▶ _INPUT MATERIAL_
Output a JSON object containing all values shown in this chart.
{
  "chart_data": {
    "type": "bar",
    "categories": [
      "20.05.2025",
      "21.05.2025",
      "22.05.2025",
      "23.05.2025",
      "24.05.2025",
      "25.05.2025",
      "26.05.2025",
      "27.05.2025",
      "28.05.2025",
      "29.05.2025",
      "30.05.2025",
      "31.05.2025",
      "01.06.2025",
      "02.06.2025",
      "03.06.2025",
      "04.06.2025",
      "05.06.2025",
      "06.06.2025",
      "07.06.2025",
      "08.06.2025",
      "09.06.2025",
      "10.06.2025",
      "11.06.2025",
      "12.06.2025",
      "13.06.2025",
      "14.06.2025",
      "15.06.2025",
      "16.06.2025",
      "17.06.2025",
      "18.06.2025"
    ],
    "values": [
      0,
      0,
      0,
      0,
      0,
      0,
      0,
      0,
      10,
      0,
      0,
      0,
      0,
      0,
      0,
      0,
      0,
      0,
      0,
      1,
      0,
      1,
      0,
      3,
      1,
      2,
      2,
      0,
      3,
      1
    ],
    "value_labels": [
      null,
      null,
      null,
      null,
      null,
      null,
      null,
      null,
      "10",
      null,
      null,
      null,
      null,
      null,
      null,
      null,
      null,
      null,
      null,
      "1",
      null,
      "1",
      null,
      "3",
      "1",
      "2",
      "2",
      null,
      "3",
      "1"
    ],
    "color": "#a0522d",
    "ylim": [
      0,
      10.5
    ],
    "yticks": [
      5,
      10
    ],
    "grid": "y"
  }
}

▶ _EXERCISE INSTRUCTIONS_
Quote the listing in full, please, keeping every line exact.

▶ _SOLUTION TO THE EXERCISE_
Output a JSON object containing all values shown in this chart.
{
  "chart_data": {
    "type": "bar",
    "categories": [
      "20.05.2025",
      "21.05.2025",
      "22.05.2025",
      "23.05.2025",
      "24.05.2025",
      "25.05.2025",
      "26.05.2025",
      "27.05.2025",
      "28.05.2025",
      "29.05.2025",
      "30.05.2025",
      "31.05.2025",
      "01.06.2025",
      "02.06.2025",
      "03.06.2025",
      "04.06.2025",
      "05.06.2025",
      "06.06.2025",
      "07.06.2025",
      "08.06.2025",
      "09.06.2025",
      "10.06.2025",
      "11.06.2025",
      "12.06.2025",
      "13.06.2025",
      "14.06.2025",
      "15.06.2025",
      "16.06.2025",
      "17.06.2025",
      "18.06.2025"
    ],
    "values": [
      0,
      0,
      0,
      0,
      0,
      0,
      0,
      0,
      10,
      0,
      0,
      0,
      0,
      0,
      0,
      0,
      0,
      0,
      0,
      1,
      0,
      1,
      0,
      3,
      1,
      2,
      2,
      0,
      3,
      1
    ],
    "value_labels": [
      null,
      null,
      null,
      null,
      null,
      null,
      null,
      null,
      "10",
      null,
      null,
      null,
      null,
      null,
      null,
      null,
      null,
      null,
      null,
      "1",
      null,
      "1",
      null,
      "3",
      "1",
      "2",
      "2",
      null,
      "3",
      "1"
    ],
    "color": "#a0522d",
    "ylim": [
      0,
      10.5
    ],
    "yticks": [
      5,
      10
    ],
    "grid": "y"
  }
}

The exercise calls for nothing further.